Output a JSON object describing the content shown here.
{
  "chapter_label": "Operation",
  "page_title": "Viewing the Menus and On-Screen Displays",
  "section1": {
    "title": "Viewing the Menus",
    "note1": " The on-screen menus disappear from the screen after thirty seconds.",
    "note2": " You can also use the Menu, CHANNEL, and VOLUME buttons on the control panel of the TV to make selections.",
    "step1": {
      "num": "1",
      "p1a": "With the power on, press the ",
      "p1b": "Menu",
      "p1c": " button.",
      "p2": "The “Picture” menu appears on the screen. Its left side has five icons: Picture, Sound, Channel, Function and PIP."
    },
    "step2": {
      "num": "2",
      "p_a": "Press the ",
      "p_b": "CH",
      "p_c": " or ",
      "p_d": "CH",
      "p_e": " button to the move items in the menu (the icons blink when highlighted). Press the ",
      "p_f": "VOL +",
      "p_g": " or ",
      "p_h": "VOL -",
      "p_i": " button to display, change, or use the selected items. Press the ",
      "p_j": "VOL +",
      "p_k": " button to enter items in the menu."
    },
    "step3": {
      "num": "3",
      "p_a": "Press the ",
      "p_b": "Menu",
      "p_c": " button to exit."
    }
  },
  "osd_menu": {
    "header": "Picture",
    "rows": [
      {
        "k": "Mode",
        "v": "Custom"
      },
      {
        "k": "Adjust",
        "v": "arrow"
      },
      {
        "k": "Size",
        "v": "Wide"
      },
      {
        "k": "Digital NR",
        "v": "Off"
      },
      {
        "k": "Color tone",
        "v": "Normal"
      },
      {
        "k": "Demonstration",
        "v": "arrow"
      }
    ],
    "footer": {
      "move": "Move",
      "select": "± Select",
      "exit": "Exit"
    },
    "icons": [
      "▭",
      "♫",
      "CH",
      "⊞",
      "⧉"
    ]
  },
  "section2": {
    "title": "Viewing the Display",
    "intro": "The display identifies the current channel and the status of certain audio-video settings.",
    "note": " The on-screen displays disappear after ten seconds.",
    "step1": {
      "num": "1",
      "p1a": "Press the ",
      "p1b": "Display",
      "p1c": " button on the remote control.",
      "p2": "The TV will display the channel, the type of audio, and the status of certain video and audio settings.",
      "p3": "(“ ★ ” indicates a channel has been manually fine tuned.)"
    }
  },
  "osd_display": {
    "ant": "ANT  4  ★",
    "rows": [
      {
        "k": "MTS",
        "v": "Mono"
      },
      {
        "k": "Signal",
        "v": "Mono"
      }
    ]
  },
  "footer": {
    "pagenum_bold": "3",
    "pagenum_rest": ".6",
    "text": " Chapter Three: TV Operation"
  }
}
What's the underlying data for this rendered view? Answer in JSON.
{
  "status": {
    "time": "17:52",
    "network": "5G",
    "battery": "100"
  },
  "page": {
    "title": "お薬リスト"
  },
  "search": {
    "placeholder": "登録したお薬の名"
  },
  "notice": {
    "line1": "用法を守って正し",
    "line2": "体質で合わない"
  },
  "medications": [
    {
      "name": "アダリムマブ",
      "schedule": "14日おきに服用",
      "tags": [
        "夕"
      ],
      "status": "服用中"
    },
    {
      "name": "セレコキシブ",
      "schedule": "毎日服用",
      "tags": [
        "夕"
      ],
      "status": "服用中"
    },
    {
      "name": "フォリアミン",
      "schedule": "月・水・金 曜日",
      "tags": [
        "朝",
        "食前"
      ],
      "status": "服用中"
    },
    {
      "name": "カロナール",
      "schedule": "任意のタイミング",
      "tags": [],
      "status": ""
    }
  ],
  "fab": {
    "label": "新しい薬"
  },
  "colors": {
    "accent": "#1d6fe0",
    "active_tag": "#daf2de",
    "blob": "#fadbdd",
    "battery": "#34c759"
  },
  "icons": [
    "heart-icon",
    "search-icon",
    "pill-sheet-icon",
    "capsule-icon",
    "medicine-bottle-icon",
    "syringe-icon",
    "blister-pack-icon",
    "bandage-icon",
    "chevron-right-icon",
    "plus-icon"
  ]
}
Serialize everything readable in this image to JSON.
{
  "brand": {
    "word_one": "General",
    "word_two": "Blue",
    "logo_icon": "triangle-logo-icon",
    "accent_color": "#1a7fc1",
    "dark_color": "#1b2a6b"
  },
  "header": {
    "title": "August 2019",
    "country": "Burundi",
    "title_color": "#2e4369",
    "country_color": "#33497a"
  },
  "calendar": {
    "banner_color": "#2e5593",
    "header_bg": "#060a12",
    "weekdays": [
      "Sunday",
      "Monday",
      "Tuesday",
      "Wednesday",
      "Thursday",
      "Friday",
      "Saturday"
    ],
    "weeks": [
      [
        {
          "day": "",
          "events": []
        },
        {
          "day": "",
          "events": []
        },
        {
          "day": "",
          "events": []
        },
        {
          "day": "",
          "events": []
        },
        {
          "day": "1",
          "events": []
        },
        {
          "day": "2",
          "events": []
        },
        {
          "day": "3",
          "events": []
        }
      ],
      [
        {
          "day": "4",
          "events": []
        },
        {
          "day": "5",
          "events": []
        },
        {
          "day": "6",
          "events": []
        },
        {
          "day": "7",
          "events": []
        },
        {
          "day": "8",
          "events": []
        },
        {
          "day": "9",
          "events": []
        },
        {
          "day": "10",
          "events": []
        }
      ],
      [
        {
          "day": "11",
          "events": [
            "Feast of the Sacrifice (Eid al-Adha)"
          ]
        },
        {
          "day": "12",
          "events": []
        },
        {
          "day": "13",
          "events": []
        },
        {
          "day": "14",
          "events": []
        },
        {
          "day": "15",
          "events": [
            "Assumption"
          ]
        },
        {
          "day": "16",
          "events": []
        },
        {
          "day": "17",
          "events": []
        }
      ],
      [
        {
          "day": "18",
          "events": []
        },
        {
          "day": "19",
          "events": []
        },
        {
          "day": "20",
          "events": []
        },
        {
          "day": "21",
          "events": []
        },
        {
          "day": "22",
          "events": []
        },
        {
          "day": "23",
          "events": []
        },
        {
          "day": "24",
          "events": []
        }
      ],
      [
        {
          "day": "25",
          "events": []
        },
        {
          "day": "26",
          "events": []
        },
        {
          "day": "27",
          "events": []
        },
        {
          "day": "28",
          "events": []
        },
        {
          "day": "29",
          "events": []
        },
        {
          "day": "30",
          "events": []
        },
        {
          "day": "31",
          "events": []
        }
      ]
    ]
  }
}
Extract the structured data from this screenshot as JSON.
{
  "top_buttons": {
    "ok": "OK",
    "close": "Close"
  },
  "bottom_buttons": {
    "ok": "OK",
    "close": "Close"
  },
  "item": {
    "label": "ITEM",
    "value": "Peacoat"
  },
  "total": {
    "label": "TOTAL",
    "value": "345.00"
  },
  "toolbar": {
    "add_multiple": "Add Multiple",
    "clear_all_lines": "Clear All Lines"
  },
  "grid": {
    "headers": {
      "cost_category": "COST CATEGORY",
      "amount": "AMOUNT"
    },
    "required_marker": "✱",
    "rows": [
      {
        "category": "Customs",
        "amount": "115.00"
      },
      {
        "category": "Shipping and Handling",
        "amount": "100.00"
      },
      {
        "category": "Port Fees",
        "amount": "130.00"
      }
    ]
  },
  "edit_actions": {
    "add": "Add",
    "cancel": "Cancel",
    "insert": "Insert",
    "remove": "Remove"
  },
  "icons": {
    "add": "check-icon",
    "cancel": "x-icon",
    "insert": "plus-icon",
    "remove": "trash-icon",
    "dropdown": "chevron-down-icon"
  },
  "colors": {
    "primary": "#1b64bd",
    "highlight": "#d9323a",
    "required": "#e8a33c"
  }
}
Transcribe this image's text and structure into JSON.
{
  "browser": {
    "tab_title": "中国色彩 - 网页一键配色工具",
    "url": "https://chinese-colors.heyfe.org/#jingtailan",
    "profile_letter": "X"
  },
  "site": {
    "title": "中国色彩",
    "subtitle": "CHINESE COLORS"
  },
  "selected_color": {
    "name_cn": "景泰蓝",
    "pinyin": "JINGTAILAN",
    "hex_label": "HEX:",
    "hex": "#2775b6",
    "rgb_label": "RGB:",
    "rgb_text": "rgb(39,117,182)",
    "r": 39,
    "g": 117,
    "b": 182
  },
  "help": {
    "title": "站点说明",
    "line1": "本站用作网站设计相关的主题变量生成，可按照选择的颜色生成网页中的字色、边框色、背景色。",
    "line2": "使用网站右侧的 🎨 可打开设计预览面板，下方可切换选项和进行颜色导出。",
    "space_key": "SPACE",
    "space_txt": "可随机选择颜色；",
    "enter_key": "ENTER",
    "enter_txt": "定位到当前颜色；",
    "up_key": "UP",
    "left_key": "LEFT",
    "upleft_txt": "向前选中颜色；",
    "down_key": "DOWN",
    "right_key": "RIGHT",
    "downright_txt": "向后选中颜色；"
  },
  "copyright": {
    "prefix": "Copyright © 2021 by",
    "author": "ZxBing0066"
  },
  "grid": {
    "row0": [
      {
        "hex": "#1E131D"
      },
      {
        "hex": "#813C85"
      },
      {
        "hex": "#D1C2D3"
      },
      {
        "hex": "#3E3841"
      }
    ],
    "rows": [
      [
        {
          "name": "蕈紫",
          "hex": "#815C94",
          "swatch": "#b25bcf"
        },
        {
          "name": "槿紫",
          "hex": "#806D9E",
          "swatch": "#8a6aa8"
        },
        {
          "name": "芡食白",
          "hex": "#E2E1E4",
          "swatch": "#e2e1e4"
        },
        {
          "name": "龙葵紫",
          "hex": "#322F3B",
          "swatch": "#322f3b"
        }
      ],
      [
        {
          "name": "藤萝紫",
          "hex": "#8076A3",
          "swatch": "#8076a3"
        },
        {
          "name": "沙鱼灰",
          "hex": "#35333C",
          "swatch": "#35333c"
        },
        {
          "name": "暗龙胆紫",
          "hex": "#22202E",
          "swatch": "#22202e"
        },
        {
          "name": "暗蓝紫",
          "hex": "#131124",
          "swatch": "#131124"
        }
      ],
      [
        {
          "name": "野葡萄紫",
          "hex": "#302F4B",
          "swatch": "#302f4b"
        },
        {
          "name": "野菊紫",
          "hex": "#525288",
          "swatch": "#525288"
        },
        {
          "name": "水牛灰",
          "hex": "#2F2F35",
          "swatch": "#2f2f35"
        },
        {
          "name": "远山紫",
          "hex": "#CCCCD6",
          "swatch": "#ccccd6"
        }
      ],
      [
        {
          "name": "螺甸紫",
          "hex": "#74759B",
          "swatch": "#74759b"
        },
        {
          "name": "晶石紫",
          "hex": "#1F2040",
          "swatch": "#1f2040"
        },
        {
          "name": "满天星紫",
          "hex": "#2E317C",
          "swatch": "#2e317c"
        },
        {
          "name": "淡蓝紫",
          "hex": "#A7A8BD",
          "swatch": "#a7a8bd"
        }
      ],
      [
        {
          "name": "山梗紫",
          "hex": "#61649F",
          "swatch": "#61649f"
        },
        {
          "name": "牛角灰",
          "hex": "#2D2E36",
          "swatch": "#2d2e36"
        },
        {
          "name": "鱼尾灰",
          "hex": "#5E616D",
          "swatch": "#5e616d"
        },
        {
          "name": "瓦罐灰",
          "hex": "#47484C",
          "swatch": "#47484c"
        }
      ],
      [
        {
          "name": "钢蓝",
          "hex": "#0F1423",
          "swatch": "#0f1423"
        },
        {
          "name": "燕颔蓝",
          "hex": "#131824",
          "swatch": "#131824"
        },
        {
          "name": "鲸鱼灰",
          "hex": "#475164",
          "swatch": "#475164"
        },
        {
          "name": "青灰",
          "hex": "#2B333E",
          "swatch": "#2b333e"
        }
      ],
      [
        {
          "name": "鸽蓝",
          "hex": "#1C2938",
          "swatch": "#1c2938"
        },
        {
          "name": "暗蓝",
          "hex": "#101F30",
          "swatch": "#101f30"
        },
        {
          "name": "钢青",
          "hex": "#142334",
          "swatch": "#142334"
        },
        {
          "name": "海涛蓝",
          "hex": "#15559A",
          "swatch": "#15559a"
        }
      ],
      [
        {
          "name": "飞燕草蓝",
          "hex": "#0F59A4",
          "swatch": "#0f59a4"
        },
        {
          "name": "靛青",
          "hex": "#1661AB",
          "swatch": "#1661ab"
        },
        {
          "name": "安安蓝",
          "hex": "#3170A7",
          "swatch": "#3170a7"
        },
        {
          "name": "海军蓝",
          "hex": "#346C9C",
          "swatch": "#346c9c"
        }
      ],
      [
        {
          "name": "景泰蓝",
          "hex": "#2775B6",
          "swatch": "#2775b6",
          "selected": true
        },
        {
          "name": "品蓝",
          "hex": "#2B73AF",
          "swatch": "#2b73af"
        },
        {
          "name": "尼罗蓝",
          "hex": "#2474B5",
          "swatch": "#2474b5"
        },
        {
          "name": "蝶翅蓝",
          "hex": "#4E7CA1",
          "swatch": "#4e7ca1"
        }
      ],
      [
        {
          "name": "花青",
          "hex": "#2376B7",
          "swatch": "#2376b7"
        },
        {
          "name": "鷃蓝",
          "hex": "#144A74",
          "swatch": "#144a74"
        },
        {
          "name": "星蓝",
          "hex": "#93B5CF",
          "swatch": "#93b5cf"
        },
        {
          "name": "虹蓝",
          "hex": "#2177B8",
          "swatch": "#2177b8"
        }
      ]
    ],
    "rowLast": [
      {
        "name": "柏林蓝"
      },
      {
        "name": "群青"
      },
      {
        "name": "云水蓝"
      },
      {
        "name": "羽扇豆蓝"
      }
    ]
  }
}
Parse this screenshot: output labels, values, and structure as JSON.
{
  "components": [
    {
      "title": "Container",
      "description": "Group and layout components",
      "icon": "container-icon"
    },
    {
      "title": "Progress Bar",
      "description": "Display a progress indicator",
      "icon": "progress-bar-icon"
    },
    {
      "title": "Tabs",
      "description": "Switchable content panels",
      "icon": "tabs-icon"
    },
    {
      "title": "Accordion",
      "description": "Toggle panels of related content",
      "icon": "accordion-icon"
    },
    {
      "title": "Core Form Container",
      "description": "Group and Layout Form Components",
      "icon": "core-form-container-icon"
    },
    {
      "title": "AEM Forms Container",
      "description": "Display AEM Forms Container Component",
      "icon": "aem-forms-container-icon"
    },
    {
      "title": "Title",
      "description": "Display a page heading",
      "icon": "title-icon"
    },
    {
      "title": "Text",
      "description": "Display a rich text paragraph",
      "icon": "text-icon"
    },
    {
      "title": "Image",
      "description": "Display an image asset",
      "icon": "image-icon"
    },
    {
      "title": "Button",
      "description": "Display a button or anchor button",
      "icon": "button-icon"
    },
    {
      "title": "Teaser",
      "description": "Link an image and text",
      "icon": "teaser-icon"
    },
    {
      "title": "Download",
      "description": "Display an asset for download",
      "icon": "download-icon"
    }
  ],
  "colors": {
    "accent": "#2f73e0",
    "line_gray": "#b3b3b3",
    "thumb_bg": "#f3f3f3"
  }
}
● ● ●
- What to produce -
Give the number of lines in the entries that hold the word "schedule", and nothing else.

- Correct output -
4